> _WHAT IS ASKED_:
Copy the listing verbatim, excluding any images found in it.

> _INFORMATION SUPPLIED_:
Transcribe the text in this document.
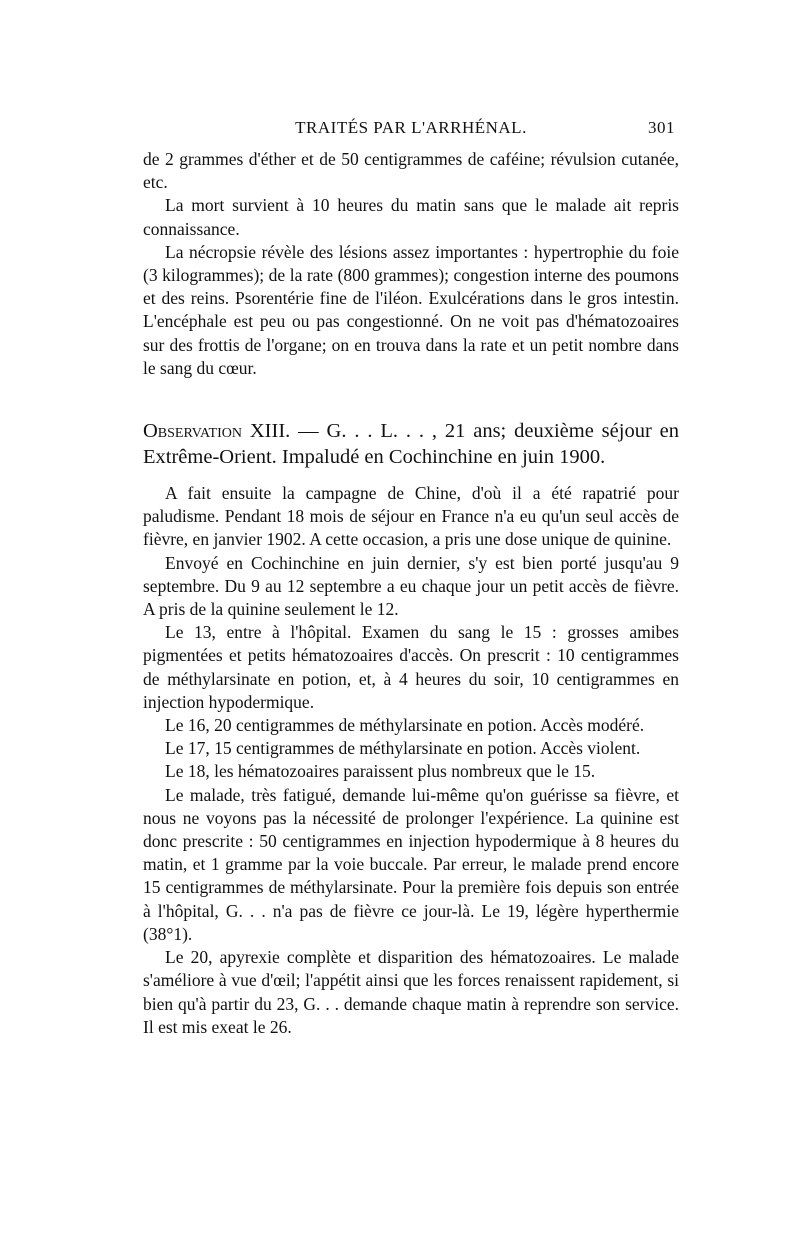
TRAITÉS PAR L'ARRHÉNAL.	301

de 2 grammes d'éther et de 50 centigrammes de caféine; révulsion cutanée, etc.

La mort survient à 10 heures du matin sans que le malade ait repris connaissance.

La nécropsie révèle des lésions assez importantes : hypertrophie du foie (3 kilogrammes); de la rate (800 grammes); congestion interne des poumons et des reins. Psorentérie fine de l'iléon. Exulcérations dans le gros intestin. L'encéphale est peu ou pas congestionné. On ne voit pas d'hématozoaires sur des frottis de l'organe; on en trouva dans la rate et un petit nombre dans le sang du cœur.

Observation XIII. — G. . . L. . . , 21 ans; deuxième séjour en Extrême-Orient. Impaludé en Cochinchine en juin 1900.

A fait ensuite la campagne de Chine, d'où il a été rapatrié pour paludisme. Pendant 18 mois de séjour en France n'a eu qu'un seul accès de fièvre, en janvier 1902. A cette occasion, a pris une dose unique de quinine.

Envoyé en Cochinchine en juin dernier, s'y est bien porté jusqu'au 9 septembre. Du 9 au 12 septembre a eu chaque jour un petit accès de fièvre. A pris de la quinine seulement le 12.

Le 13, entre à l'hôpital. Examen du sang le 15 : grosses amibes pigmentées et petits hématozoaires d'accès. On prescrit : 10 centigrammes de méthylarsinate en potion, et, à 4 heures du soir, 10 centigrammes en injection hypodermique.

Le 16, 20 centigrammes de méthylarsinate en potion. Accès modéré.

Le 17, 15 centigrammes de méthylarsinate en potion. Accès violent.

Le 18, les hématozoaires paraissent plus nombreux que le 15.

Le malade, très fatigué, demande lui-même qu'on guérisse sa fièvre, et nous ne voyons pas la nécessité de prolonger l'expérience. La quinine est donc prescrite : 50 centigrammes en injection hypodermique à 8 heures du matin, et 1 gramme par la voie buccale. Par erreur, le malade prend encore 15 centigrammes de méthylarsinate. Pour la première fois depuis son entrée à l'hôpital, G. . . n'a pas de fièvre ce jour-là. Le 19, légère hyperthermie (38°1).

Le 20, apyrexie complète et disparition des hématozoaires. Le malade s'améliore à vue d'œil; l'appétit ainsi que les forces renaissent rapidement, si bien qu'à partir du 23, G. . . demande chaque matin à reprendre son service. Il est mis exeat le 26.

> _FULL SOLUTION_:
Transcribe the text in this document.
TRAITÉS PAR L'ARRHÉNAL.	301

de 2 grammes d'éther et de 50 centigrammes de caféine; révulsion cutanée, etc.

La mort survient à 10 heures du matin sans que le malade ait repris connaissance.

La nécropsie révèle des lésions assez importantes : hypertrophie du foie (3 kilogrammes); de la rate (800 grammes); congestion interne des poumons et des reins. Psorentérie fine de l'iléon. Exulcérations dans le gros intestin. L'encéphale est peu ou pas congestionné. On ne voit pas d'hématozoaires sur des frottis de l'organe; on en trouva dans la rate et un petit nombre dans le sang du cœur.

Observation XIII. — G. . . L. . . , 21 ans; deuxième séjour en Extrême-Orient. Impaludé en Cochinchine en juin 1900.

A fait ensuite la campagne de Chine, d'où il a été rapatrié pour paludisme. Pendant 18 mois de séjour en France n'a eu qu'un seul accès de fièvre, en janvier 1902. A cette occasion, a pris une dose unique de quinine.

Envoyé en Cochinchine en juin dernier, s'y est bien porté jusqu'au 9 septembre. Du 9 au 12 septembre a eu chaque jour un petit accès de fièvre. A pris de la quinine seulement le 12.

Le 13, entre à l'hôpital. Examen du sang le 15 : grosses amibes pigmentées et petits hématozoaires d'accès. On prescrit : 10 centigrammes de méthylarsinate en potion, et, à 4 heures du soir, 10 centigrammes en injection hypodermique.

Le 16, 20 centigrammes de méthylarsinate en potion. Accès modéré.

Le 17, 15 centigrammes de méthylarsinate en potion. Accès violent.

Le 18, les hématozoaires paraissent plus nombreux que le 15.

Le malade, très fatigué, demande lui-même qu'on guérisse sa fièvre, et nous ne voyons pas la nécessité de prolonger l'expérience. La quinine est donc prescrite : 50 centigrammes en injection hypodermique à 8 heures du matin, et 1 gramme par la voie buccale. Par erreur, le malade prend encore 15 centigrammes de méthylarsinate. Pour la première fois depuis son entrée à l'hôpital, G. . . n'a pas de fièvre ce jour-là. Le 19, légère hyperthermie (38°1).

Le 20, apyrexie complète et disparition des hématozoaires. Le malade s'améliore à vue d'œil; l'appétit ainsi que les forces renaissent rapidement, si bien qu'à partir du 23, G. . . demande chaque matin à reprendre son service. Il est mis exeat le 26.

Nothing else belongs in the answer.